## Exercise aim
Copy, from the entries below, each line where the word "color" can be found.

## Records for this task
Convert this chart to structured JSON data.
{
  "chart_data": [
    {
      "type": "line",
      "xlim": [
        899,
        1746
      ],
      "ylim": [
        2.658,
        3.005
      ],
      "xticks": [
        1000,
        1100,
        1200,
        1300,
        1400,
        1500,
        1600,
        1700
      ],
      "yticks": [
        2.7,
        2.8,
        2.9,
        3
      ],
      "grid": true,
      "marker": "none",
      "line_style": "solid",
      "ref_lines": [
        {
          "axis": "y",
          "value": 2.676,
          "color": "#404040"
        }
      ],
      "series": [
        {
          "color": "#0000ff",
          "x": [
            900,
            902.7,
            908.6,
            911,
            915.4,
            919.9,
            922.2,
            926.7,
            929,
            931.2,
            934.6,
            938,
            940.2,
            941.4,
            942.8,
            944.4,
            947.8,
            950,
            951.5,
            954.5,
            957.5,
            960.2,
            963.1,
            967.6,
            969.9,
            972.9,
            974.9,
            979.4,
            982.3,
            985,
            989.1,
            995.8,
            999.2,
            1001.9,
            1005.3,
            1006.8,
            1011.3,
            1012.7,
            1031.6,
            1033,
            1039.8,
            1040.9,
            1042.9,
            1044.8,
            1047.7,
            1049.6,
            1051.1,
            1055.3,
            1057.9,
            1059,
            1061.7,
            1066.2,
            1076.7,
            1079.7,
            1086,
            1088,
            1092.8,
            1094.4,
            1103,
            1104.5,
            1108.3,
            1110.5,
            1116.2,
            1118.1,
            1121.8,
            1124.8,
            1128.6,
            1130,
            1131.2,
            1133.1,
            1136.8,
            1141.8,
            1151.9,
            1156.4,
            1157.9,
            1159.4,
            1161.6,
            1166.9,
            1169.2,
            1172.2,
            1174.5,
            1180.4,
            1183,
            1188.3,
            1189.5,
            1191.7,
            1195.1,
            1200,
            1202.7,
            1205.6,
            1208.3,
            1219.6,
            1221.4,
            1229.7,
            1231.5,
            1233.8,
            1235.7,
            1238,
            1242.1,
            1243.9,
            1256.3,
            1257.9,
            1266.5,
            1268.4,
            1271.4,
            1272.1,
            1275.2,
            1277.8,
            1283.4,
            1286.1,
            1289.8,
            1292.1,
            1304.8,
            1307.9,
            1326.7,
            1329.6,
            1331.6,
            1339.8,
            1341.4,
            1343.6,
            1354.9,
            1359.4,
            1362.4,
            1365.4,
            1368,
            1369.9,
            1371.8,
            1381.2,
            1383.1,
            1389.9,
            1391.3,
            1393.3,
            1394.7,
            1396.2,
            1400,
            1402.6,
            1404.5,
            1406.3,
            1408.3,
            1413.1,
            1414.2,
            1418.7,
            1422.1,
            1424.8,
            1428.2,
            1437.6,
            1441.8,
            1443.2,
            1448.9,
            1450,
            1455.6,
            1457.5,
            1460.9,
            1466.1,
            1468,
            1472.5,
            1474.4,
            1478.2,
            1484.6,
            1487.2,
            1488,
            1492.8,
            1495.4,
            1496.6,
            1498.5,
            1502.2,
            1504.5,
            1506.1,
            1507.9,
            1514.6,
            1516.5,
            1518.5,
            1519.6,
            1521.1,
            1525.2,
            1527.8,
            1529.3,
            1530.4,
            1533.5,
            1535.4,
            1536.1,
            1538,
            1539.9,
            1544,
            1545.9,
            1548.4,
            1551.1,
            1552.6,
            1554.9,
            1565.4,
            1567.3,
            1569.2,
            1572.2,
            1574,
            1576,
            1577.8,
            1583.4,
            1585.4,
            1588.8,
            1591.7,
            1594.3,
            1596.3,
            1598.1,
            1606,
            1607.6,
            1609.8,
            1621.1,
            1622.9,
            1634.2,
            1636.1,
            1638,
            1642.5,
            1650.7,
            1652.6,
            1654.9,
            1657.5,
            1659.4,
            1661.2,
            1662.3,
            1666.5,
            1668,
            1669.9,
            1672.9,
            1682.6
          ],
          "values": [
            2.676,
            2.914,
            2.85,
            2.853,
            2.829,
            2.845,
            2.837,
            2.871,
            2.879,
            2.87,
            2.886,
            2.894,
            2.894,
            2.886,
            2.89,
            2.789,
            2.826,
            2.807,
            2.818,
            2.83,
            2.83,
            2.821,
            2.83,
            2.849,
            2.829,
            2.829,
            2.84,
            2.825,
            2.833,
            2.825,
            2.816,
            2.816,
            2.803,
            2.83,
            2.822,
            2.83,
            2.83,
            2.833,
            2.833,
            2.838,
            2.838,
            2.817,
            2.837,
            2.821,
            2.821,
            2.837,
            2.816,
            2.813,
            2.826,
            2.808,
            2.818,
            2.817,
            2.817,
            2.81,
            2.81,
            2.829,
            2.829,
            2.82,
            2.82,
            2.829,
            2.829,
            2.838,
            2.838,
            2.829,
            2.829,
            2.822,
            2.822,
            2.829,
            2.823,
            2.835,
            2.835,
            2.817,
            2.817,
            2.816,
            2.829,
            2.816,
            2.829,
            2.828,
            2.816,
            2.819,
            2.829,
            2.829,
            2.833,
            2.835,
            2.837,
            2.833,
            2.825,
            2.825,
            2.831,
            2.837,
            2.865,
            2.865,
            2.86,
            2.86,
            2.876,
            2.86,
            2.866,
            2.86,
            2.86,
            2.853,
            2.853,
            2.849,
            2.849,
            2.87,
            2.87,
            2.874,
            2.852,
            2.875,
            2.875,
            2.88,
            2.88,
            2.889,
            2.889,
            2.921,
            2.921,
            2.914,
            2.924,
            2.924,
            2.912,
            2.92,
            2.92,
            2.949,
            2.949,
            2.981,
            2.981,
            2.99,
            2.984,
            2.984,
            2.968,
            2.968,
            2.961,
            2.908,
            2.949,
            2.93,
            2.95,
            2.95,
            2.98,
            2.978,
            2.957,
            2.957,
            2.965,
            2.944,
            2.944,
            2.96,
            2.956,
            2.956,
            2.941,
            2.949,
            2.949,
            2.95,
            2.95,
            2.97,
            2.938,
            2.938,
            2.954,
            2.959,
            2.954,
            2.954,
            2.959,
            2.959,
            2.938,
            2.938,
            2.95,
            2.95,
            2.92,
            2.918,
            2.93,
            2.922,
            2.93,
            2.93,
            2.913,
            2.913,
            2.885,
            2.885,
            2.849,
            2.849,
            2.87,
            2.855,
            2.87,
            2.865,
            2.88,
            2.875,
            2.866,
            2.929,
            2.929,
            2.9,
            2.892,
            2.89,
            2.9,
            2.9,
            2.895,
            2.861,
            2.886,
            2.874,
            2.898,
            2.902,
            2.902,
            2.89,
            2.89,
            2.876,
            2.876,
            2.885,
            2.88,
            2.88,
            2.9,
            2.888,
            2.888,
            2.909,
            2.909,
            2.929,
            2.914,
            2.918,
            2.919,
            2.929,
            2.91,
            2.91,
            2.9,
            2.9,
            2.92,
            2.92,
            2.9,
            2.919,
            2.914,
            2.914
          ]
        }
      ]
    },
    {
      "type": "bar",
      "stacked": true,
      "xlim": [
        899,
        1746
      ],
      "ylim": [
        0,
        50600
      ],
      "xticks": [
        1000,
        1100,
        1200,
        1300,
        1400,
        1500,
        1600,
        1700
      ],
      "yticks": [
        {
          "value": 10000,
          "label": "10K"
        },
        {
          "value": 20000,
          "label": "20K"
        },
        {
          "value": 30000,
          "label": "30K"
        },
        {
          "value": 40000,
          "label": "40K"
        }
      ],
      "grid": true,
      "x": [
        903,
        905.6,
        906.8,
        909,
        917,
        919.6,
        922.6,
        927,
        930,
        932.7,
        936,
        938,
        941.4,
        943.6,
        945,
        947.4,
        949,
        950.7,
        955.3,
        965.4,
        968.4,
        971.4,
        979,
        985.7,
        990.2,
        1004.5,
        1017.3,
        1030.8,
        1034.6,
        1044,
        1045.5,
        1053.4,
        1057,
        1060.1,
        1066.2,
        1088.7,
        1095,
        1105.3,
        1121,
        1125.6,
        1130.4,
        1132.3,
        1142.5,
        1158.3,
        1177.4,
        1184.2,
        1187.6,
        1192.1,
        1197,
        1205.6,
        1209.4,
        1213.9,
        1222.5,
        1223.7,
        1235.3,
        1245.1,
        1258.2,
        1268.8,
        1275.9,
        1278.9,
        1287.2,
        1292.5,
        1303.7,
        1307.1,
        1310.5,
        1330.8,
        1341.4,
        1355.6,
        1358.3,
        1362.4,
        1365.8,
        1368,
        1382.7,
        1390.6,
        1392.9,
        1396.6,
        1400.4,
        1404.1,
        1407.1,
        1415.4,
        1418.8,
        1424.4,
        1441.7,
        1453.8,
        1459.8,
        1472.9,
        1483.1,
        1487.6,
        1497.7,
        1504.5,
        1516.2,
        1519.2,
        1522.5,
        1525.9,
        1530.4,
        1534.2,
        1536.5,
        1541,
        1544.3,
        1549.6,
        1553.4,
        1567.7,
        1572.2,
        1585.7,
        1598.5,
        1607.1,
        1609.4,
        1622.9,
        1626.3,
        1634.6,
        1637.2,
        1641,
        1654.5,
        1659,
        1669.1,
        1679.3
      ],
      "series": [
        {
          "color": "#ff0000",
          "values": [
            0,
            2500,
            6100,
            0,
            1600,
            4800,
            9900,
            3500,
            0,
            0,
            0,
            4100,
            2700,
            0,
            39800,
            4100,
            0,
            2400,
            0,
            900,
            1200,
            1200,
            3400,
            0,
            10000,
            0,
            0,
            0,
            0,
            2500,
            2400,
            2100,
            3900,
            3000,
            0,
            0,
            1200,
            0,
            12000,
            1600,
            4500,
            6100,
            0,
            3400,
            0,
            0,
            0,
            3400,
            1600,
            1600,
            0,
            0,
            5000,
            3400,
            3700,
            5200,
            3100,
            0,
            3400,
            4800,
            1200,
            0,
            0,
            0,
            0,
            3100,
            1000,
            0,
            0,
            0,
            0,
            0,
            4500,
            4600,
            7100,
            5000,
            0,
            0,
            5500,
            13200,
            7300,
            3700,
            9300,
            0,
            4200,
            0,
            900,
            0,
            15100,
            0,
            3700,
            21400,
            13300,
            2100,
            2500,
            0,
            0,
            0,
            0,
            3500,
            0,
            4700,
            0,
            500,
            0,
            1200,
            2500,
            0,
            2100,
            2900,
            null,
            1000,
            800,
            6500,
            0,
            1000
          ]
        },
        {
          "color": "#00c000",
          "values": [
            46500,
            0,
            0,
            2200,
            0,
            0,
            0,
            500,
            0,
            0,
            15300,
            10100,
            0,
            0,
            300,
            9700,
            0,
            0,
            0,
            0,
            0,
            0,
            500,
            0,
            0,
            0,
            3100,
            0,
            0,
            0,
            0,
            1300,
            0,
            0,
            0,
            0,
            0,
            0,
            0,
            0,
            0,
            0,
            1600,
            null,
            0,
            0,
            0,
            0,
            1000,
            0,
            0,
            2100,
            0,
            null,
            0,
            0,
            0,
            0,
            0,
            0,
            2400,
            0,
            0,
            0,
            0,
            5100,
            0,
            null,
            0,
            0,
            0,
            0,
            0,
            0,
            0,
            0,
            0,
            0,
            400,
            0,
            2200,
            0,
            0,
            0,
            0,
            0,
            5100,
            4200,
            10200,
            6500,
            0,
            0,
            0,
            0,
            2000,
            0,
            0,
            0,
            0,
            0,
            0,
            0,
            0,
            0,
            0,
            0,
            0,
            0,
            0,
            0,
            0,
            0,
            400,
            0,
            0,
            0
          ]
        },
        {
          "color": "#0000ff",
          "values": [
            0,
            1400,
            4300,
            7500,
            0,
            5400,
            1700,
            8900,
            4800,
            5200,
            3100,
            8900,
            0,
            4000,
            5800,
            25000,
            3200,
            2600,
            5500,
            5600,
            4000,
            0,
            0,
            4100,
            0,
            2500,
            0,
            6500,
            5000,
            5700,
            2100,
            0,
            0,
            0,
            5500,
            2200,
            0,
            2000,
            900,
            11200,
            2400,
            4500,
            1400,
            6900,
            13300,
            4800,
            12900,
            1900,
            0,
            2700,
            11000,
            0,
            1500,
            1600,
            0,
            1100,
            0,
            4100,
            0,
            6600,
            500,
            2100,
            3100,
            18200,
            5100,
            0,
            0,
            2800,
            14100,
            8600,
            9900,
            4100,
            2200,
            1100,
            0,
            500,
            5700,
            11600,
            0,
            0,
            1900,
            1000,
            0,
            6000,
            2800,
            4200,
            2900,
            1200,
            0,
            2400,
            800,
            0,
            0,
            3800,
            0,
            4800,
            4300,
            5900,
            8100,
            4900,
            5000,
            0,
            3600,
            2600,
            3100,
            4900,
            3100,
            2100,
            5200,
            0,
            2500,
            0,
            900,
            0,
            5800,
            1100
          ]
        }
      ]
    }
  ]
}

## Response to the exercise
          "color": "#404040"
          "color": "#0000ff",
          "color": "#ff0000",
          "color": "#00c000",
          "color": "#0000ff",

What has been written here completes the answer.